Items listed in a dataset:
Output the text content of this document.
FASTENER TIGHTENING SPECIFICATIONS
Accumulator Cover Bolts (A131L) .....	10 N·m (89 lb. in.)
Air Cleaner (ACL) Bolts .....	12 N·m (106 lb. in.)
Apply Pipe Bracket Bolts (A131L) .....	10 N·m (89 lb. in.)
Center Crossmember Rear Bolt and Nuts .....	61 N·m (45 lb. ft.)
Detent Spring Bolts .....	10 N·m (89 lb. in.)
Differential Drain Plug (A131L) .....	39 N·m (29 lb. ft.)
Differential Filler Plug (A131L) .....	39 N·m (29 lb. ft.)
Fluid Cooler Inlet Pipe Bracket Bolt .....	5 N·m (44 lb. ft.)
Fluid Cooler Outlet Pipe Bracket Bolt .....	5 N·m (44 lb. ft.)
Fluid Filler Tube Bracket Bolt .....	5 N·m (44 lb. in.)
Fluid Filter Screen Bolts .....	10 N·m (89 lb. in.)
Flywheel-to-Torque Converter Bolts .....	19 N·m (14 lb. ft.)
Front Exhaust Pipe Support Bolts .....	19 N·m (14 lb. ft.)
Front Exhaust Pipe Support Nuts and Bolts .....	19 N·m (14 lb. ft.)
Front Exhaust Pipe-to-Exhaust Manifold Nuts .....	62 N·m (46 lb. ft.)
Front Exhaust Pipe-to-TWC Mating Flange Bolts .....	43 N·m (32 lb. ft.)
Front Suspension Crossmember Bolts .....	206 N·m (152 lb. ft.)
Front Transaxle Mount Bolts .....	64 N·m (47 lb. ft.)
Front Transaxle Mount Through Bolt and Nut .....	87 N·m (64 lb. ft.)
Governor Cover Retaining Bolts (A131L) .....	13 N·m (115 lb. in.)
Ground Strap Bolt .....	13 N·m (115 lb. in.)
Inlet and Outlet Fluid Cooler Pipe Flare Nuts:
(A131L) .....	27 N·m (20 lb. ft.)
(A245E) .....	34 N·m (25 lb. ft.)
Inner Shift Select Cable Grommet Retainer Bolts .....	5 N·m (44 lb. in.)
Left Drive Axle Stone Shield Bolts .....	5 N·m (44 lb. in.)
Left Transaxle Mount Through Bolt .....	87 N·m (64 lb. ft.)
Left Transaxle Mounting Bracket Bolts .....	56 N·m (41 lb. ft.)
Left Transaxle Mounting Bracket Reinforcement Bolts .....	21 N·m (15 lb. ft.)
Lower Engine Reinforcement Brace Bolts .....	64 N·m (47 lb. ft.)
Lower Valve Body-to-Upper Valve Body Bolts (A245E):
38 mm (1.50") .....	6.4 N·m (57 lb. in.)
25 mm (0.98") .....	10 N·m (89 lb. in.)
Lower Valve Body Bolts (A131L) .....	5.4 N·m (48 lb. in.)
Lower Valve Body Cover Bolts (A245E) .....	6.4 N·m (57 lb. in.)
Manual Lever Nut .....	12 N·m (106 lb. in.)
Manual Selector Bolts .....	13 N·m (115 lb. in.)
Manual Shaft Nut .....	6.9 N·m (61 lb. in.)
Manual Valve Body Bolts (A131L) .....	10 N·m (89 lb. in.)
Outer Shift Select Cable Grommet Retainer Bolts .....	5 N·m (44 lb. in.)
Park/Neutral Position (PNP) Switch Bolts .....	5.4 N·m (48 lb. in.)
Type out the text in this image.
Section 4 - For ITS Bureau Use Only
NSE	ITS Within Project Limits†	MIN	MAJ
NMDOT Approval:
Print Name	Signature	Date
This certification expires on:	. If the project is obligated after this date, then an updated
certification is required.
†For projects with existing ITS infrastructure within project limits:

# Exercise directions
Of the lines above, how many contain the word "Manual"? Provide the number and nothing else.

# Solved problem
4